EXERCISE
Write out the listing below again, word for word, leaving out the picture.

DATA SHOWN
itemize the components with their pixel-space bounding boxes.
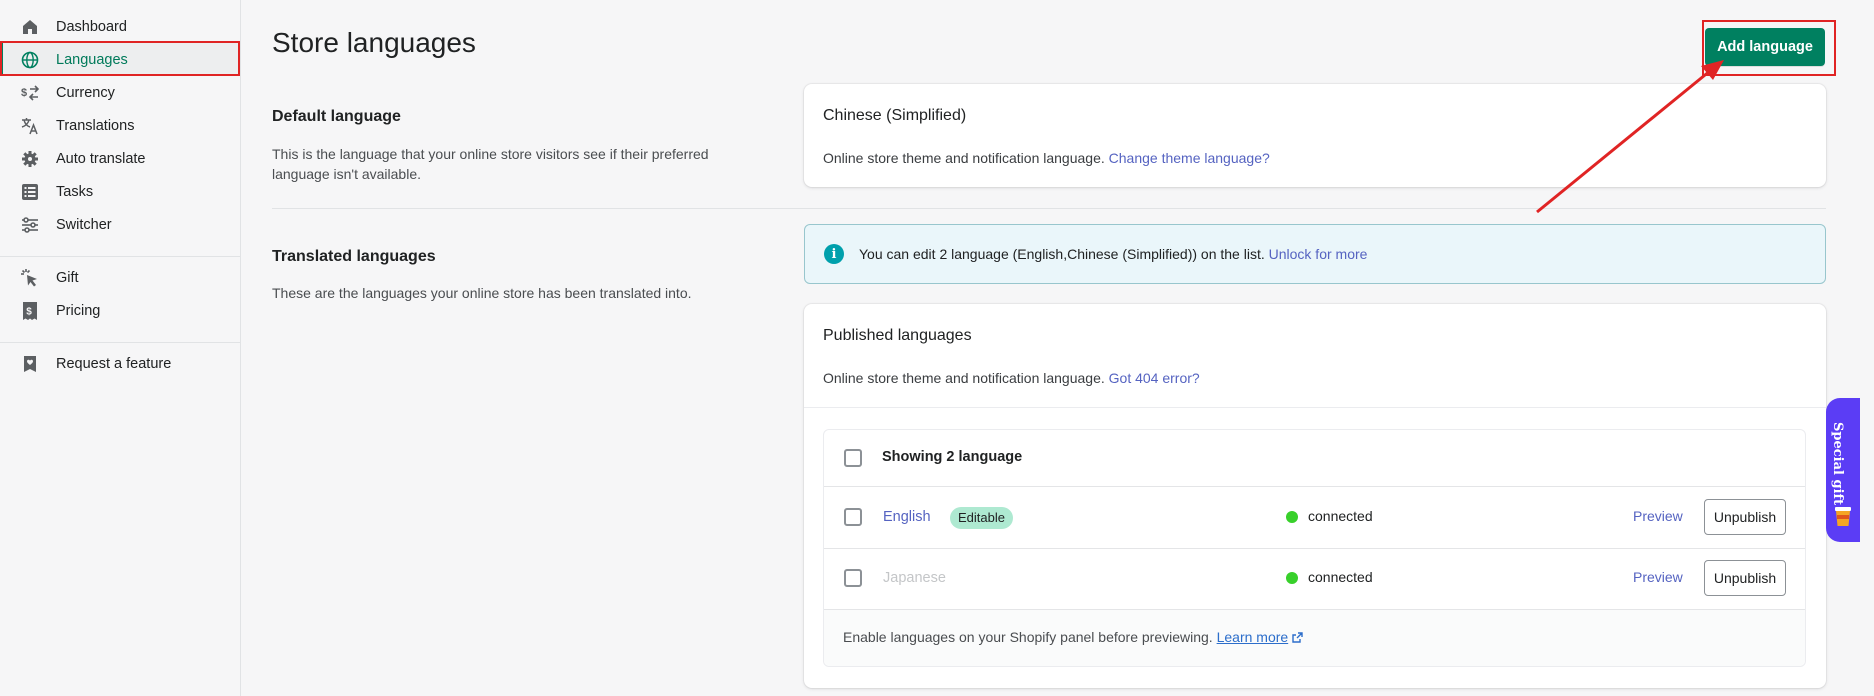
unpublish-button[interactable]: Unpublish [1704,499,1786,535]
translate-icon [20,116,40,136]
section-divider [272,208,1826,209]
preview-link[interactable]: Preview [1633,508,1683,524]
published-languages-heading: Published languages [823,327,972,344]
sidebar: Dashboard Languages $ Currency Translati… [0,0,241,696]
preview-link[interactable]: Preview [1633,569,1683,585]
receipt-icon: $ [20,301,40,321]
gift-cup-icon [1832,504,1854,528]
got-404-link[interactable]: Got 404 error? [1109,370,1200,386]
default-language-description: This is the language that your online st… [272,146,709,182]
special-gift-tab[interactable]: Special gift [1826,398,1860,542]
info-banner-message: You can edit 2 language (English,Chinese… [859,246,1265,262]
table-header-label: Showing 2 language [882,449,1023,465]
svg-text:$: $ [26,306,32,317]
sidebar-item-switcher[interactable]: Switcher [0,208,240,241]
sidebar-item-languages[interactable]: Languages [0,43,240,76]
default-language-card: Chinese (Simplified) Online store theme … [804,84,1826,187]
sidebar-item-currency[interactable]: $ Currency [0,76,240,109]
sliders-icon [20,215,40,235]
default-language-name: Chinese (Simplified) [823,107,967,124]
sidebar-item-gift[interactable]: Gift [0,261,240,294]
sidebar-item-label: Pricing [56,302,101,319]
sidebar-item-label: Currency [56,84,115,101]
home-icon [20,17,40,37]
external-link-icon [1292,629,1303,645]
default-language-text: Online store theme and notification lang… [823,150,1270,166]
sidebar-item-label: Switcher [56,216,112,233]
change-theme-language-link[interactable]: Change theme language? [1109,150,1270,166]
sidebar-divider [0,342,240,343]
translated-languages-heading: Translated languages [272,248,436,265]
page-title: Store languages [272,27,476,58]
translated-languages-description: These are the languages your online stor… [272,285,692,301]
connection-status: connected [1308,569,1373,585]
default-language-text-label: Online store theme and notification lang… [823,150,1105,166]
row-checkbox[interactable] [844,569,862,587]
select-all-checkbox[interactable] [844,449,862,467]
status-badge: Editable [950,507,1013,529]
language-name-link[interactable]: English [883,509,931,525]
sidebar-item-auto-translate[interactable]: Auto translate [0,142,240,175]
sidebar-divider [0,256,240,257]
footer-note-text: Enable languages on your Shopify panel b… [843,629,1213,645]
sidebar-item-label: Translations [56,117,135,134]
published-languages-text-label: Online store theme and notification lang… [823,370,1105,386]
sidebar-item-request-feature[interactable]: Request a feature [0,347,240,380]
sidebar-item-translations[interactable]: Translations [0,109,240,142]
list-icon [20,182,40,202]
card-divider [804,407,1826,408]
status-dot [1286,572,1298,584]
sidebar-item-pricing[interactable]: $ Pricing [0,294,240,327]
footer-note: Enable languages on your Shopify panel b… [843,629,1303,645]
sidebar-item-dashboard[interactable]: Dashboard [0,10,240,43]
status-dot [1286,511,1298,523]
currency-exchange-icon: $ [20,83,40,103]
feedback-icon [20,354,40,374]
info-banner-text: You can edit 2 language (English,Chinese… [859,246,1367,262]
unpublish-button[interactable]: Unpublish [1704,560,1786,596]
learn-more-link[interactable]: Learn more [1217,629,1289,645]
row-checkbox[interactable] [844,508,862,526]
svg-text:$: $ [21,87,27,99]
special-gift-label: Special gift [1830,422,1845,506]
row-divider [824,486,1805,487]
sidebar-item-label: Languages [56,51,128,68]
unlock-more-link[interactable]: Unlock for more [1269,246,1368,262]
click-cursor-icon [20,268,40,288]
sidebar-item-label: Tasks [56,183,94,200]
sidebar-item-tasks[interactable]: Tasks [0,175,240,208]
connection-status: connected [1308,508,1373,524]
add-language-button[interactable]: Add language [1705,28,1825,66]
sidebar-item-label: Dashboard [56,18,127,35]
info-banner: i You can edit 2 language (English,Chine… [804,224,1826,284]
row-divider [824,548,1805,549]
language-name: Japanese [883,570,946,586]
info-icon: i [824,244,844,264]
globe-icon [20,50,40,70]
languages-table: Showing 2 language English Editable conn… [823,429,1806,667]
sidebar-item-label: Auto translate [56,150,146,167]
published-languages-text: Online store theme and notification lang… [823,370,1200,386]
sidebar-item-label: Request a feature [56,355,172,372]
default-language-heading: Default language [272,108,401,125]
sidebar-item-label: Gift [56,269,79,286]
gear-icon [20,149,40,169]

THE REPLY
itemize the components with their pixel-space bounding boxes.
unpublish-button[interactable]: Unpublish [1704,499,1786,535]
translate-icon [20,116,40,136]
section-divider [272,208,1826,209]
preview-link[interactable]: Preview [1633,508,1683,524]
published-languages-heading: Published languages [823,327,972,344]
sidebar: Dashboard Languages $ Currency Translati… [0,0,241,696]
preview-link[interactable]: Preview [1633,569,1683,585]
receipt-icon: $ [20,301,40,321]
gift-cup-icon [1832,504,1854,528]
got-404-link[interactable]: Got 404 error? [1109,370,1200,386]
default-language-description: This is the language that your online st… [272,146,709,182]
special-gift-tab[interactable]: Special gift [1826,398,1860,542]
info-banner-message: You can edit 2 language (English,Chinese… [859,246,1265,262]
table-header-label: Showing 2 language [882,449,1023,465]
svg-text:$: $ [26,306,32,317]
sidebar-item-switcher[interactable]: Switcher [0,208,240,241]
sidebar-item-languages[interactable]: Languages [0,43,240,76]
default-language-card: Chinese (Simplified) Online store theme … [804,84,1826,187]
sidebar-item-currency[interactable]: $ Currency [0,76,240,109]
sliders-icon [20,215,40,235]
default-language-name: Chinese (Simplified) [823,107,967,124]
sidebar-item-gift[interactable]: Gift [0,261,240,294]
sidebar-item-label: Pricing [56,302,101,319]
sidebar-item-label: Currency [56,84,115,101]
home-icon [20,17,40,37]
external-link-icon [1292,629,1303,645]
default-language-text: Online store theme and notification lang… [823,150,1270,166]
sidebar-item-label: Switcher [56,216,112,233]
change-theme-language-link[interactable]: Change theme language? [1109,150,1270,166]
sidebar-divider [0,342,240,343]
translated-languages-heading: Translated languages [272,248,436,265]
page-title: Store languages [272,27,476,58]
translated-languages-description: These are the languages your online stor… [272,285,692,301]
connection-status: connected [1308,569,1373,585]
default-language-text-label: Online store theme and notification lang… [823,150,1105,166]
row-checkbox[interactable] [844,569,862,587]
select-all-checkbox[interactable] [844,449,862,467]
status-badge: Editable [950,507,1013,529]
language-name-link[interactable]: English [883,509,931,525]
sidebar-item-auto-translate[interactable]: Auto translate [0,142,240,175]
sidebar-divider [0,256,240,257]
footer-note-text: Enable languages on your Shopify panel b… [843,629,1213,645]
sidebar-item-label: Translations [56,117,135,134]
published-languages-text-label: Online store theme and notification lang… [823,370,1105,386]
sidebar-item-request-feature[interactable]: Request a feature [0,347,240,380]
sidebar-item-translations[interactable]: Translations [0,109,240,142]
list-icon [20,182,40,202]
card-divider [804,407,1826,408]
status-dot [1286,572,1298,584]
sidebar-item-pricing[interactable]: $ Pricing [0,294,240,327]
footer-note: Enable languages on your Shopify panel b… [843,629,1303,645]
sidebar-item-dashboard[interactable]: Dashboard [0,10,240,43]
status-dot [1286,511,1298,523]
currency-exchange-icon: $ [20,83,40,103]
feedback-icon [20,354,40,374]
info-banner-text: You can edit 2 language (English,Chinese… [859,246,1367,262]
unpublish-button[interactable]: Unpublish [1704,560,1786,596]
learn-more-link[interactable]: Learn more [1217,629,1289,645]
row-checkbox[interactable] [844,508,862,526]
svg-text:$: $ [21,87,27,99]
special-gift-label: Special gift [1830,422,1845,506]
row-divider [824,486,1805,487]
sidebar-item-label: Languages [56,51,128,68]
unlock-more-link[interactable]: Unlock for more [1269,246,1368,262]
click-cursor-icon [20,268,40,288]
sidebar-item-label: Tasks [56,183,94,200]
sidebar-item-tasks[interactable]: Tasks [0,175,240,208]
connection-status: connected [1308,508,1373,524]
add-language-button[interactable]: Add language [1705,28,1825,66]
sidebar-item-label: Dashboard [56,18,127,35]
info-banner: i You can edit 2 language (English,Chine… [804,224,1826,284]
row-divider [824,548,1805,549]
language-name: Japanese [883,570,946,586]
info-icon: i [824,244,844,264]
globe-icon [20,50,40,70]
languages-table: Showing 2 language English Editable conn… [823,429,1806,667]
sidebar-item-label: Auto translate [56,150,146,167]
published-languages-text: Online store theme and notification lang… [823,370,1200,386]
sidebar-item-label: Request a feature [56,355,172,372]
default-language-heading: Default language [272,108,401,125]
sidebar-item-label: Gift [56,269,79,286]
gear-icon [20,149,40,169]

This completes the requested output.